Dataset records of document pages
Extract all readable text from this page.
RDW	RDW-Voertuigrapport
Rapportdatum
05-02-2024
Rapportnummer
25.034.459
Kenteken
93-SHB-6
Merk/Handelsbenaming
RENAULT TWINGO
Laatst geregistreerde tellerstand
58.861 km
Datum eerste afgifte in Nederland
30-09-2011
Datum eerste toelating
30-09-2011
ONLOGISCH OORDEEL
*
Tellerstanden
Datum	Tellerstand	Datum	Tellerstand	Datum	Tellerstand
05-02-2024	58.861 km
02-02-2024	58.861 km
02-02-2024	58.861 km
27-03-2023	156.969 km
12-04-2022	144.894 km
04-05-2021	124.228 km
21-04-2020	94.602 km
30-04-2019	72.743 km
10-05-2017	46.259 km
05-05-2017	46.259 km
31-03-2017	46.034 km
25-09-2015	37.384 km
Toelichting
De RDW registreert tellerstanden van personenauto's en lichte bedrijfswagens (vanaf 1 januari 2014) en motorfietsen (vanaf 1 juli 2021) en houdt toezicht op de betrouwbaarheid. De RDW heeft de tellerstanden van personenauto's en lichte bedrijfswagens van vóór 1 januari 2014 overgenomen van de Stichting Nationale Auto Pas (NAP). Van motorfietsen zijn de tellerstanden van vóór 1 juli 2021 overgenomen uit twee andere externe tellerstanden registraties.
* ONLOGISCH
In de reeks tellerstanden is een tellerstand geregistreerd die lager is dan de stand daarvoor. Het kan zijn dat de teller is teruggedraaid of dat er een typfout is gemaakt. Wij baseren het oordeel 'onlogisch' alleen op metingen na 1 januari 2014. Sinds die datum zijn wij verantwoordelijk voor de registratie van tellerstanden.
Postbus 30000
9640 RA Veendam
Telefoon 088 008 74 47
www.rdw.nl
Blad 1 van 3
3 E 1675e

▸ WHAT THE EXERCISE ASKS: Word for word, repeat every record.

▸ EXERCISE RESPONSE:
Extract all readable text from this page.
RDW	RDW-Voertuigrapport
Rapportdatum
05-02-2024
Rapportnummer
25.034.459
Kenteken
93-SHB-6
Merk/Handelsbenaming
RENAULT TWINGO
Laatst geregistreerde tellerstand
58.861 km
Datum eerste afgifte in Nederland
30-09-2011
Datum eerste toelating
30-09-2011
ONLOGISCH OORDEEL
*
Tellerstanden
Datum	Tellerstand	Datum	Tellerstand	Datum	Tellerstand
05-02-2024	58.861 km
02-02-2024	58.861 km
02-02-2024	58.861 km
27-03-2023	156.969 km
12-04-2022	144.894 km
04-05-2021	124.228 km
21-04-2020	94.602 km
30-04-2019	72.743 km
10-05-2017	46.259 km
05-05-2017	46.259 km
31-03-2017	46.034 km
25-09-2015	37.384 km
Toelichting
De RDW registreert tellerstanden van personenauto's en lichte bedrijfswagens (vanaf 1 januari 2014) en motorfietsen (vanaf 1 juli 2021) en houdt toezicht op de betrouwbaarheid. De RDW heeft de tellerstanden van personenauto's en lichte bedrijfswagens van vóór 1 januari 2014 overgenomen van de Stichting Nationale Auto Pas (NAP). Van motorfietsen zijn de tellerstanden van vóór 1 juli 2021 overgenomen uit twee andere externe tellerstanden registraties.
* ONLOGISCH
In de reeks tellerstanden is een tellerstand geregistreerd die lager is dan de stand daarvoor. Het kan zijn dat de teller is teruggedraaid of dat er een typfout is gemaakt. Wij baseren het oordeel 'onlogisch' alleen op metingen na 1 januari 2014. Sinds die datum zijn wij verantwoordelijk voor de registratie van tellerstanden.
Postbus 30000
9640 RA Veendam
Telefoon 088 008 74 47
www.rdw.nl
Blad 1 van 3
3 E 1675e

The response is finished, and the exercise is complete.